__Exercise directions__. Output all the data exactly. Pictures do not belong in the copy.

- - -

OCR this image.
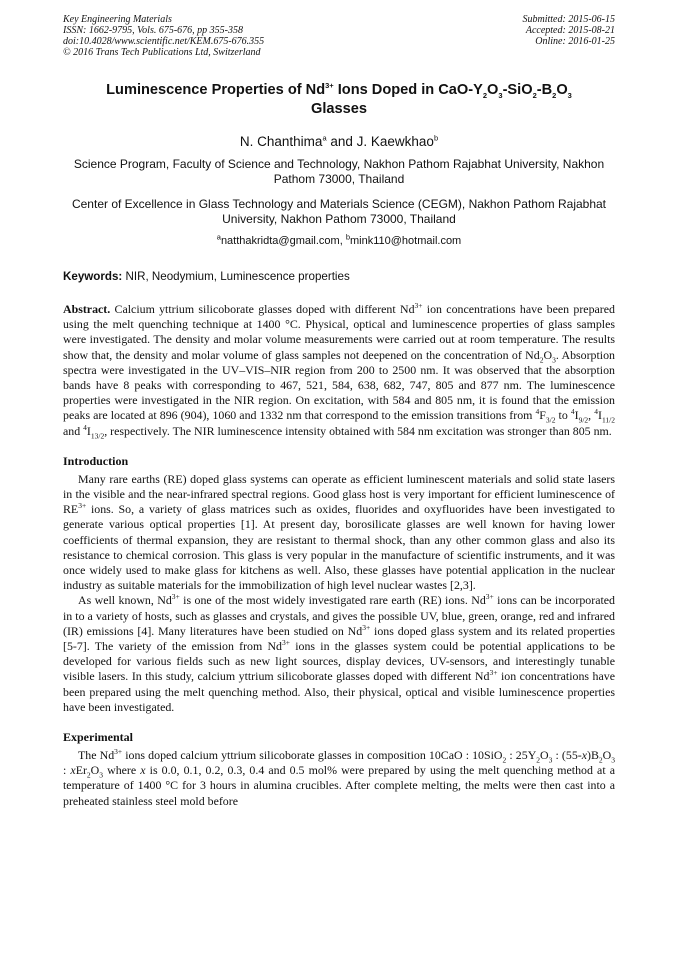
Key Engineering Materials
ISSN: 1662-9795, Vols. 675-676, pp 355-358
doi:10.4028/www.scientific.net/KEM.675-676.355
© 2016 Trans Tech Publications Ltd, Switzerland
Submitted: 2015-06-15
Accepted: 2015-08-21
Online: 2016-01-25
Luminescence Properties of $Nd^{3+}$ Ions Doped in CaO-$Y_2O_3-SiO_2-B_2O_3$
Glasses
N. Chanthima$^a$ and J. Kaewkhao$^b$
Science Program, Faculty of Science and Technology, Nakhon Pathom Rajabhat University, Nakhon Pathom 73000, Thailand
Center of Excellence in Glass Technology and Materials Science (CEGM), Nakhon Pathom Rajabhat University, Nakhon Pathom 73000, Thailand
$^a$natthakridta@gmail.com, $^b$mink110@hotmail.com
Keywords: NIR, Neodymium, Luminescence properties

Abstract. Calcium yttrium silicoborate glasses doped with different $Nd^{3+}$ ion concentrations have been prepared using the melt quenching technique at 1400 °C. Physical, optical and luminescence properties of glass samples were investigated. The density and molar volume measurements were carried out at room temperature. The results show that, the density and molar volume of glass samples not deepened on the concentration of $Nd_2O_3$. Absorption spectra were investigated in the UV–VIS–NIR region from 200 to 2500 nm. It was observed that the absorption bands have 8 peaks with corresponding to 467, 521, 584, 638, 682, 747, 805 and 877 nm. The luminescence properties were investigated in the NIR region. On excitation, with 584 and 805 nm, it is found that the emission peaks are located at 896 (904), 1060 and 1332 nm that correspond to the emission transitions from $^4F_{3/2}$ to $^4I_{9/2}$, $^4I_{11/2}$ and $^4I_{13/2}$, respectively. The NIR luminescence intensity obtained with 584 nm excitation was stronger than 805 nm.

Introduction

Many rare earths (RE) doped glass systems can operate as efficient luminescent materials and solid state lasers in the visible and the near-infrared spectral regions. Good glass host is very important for efficient luminescence of $RE^{3+}$ ions. So, a variety of glass matrices such as oxides, fluorides and oxyfluorides have been investigated to generate various optical properties [1]. At present day, borosilicate glasses are well known for having lower coefficients of thermal expansion, they are resistant to thermal shock, than any other common glass and also its resistance to chemical corrosion. This glass is very popular in the manufacture of scientific instruments, and it was once widely used to make glass for kitchens as well. Also, these glasses have potential application in the nuclear industry as suitable materials for the immobilization of high level nuclear wastes [2,3].

As well known, $Nd^{3+}$ is one of the most widely investigated rare earth (RE) ions. $Nd^{3+}$ ions can be incorporated in to a variety of hosts, such as glasses and crystals, and gives the possible UV, blue, green, orange, red and infrared (IR) emissions [4]. Many literatures have been studied on $Nd^{3+}$ ions doped glass system and its related properties [5-7]. The variety of the emission from $Nd^{3+}$ ions in the glasses system could be potential applications to be developed for various fields such as new light sources, display devices, UV-sensors, and interestingly tunable visible lasers. In this study, calcium yttrium silicoborate glasses doped with different $Nd^{3+}$ ion concentrations have been prepared using the melt quenching method. Also, their physical, optical and visible luminescence properties have been investigated.

Experimental

The $Nd^{3+}$ ions doped calcium yttrium silicoborate glasses in composition 10CaO : 10SiO$_2$ : $25Y_2O_3$ : $(55-x)B_2O_3$ : $xEr_2O_3$ where x is 0.0, 0.1, 0.2, 0.3, 0.4 and 0.5 mol% were prepared by using the melt quenching method at a temperature of 1400 °C for 3 hours in alumina crucibles. After complete melting, the melts were then cast into a preheated stainless steel mold before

- - -

__The solution__.
OCR this image.
Key Engineering Materials
ISSN: 1662-9795, Vols. 675-676, pp 355-358
doi:10.4028/www.scientific.net/KEM.675-676.355
© 2016 Trans Tech Publications Ltd, Switzerland
Submitted: 2015-06-15
Accepted: 2015-08-21
Online: 2016-01-25
Luminescence Properties of $Nd^{3+}$ Ions Doped in CaO-$Y_2O_3-SiO_2-B_2O_3$
Glasses
N. Chanthima$^a$ and J. Kaewkhao$^b$
Science Program, Faculty of Science and Technology, Nakhon Pathom Rajabhat University, Nakhon Pathom 73000, Thailand
Center of Excellence in Glass Technology and Materials Science (CEGM), Nakhon Pathom Rajabhat University, Nakhon Pathom 73000, Thailand
$^a$natthakridta@gmail.com, $^b$mink110@hotmail.com
Keywords: NIR, Neodymium, Luminescence properties

Abstract. Calcium yttrium silicoborate glasses doped with different $Nd^{3+}$ ion concentrations have been prepared using the melt quenching technique at 1400 °C. Physical, optical and luminescence properties of glass samples were investigated. The density and molar volume measurements were carried out at room temperature. The results show that, the density and molar volume of glass samples not deepened on the concentration of $Nd_2O_3$. Absorption spectra were investigated in the UV–VIS–NIR region from 200 to 2500 nm. It was observed that the absorption bands have 8 peaks with corresponding to 467, 521, 584, 638, 682, 747, 805 and 877 nm. The luminescence properties were investigated in the NIR region. On excitation, with 584 and 805 nm, it is found that the emission peaks are located at 896 (904), 1060 and 1332 nm that correspond to the emission transitions from $^4F_{3/2}$ to $^4I_{9/2}$, $^4I_{11/2}$ and $^4I_{13/2}$, respectively. The NIR luminescence intensity obtained with 584 nm excitation was stronger than 805 nm.

Introduction

Many rare earths (RE) doped glass systems can operate as efficient luminescent materials and solid state lasers in the visible and the near-infrared spectral regions. Good glass host is very important for efficient luminescence of $RE^{3+}$ ions. So, a variety of glass matrices such as oxides, fluorides and oxyfluorides have been investigated to generate various optical properties [1]. At present day, borosilicate glasses are well known for having lower coefficients of thermal expansion, they are resistant to thermal shock, than any other common glass and also its resistance to chemical corrosion. This glass is very popular in the manufacture of scientific instruments, and it was once widely used to make glass for kitchens as well. Also, these glasses have potential application in the nuclear industry as suitable materials for the immobilization of high level nuclear wastes [2,3].

As well known, $Nd^{3+}$ is one of the most widely investigated rare earth (RE) ions. $Nd^{3+}$ ions can be incorporated in to a variety of hosts, such as glasses and crystals, and gives the possible UV, blue, green, orange, red and infrared (IR) emissions [4]. Many literatures have been studied on $Nd^{3+}$ ions doped glass system and its related properties [5-7]. The variety of the emission from $Nd^{3+}$ ions in the glasses system could be potential applications to be developed for various fields such as new light sources, display devices, UV-sensors, and interestingly tunable visible lasers. In this study, calcium yttrium silicoborate glasses doped with different $Nd^{3+}$ ion concentrations have been prepared using the melt quenching method. Also, their physical, optical and visible luminescence properties have been investigated.

Experimental

The $Nd^{3+}$ ions doped calcium yttrium silicoborate glasses in composition 10CaO : 10SiO$_2$ : $25Y_2O_3$ : $(55-x)B_2O_3$ : $xEr_2O_3$ where x is 0.0, 0.1, 0.2, 0.3, 0.4 and 0.5 mol% were prepared by using the melt quenching method at a temperature of 1400 °C for 3 hours in alumina crucibles. After complete melting, the melts were then cast into a preheated stainless steel mold before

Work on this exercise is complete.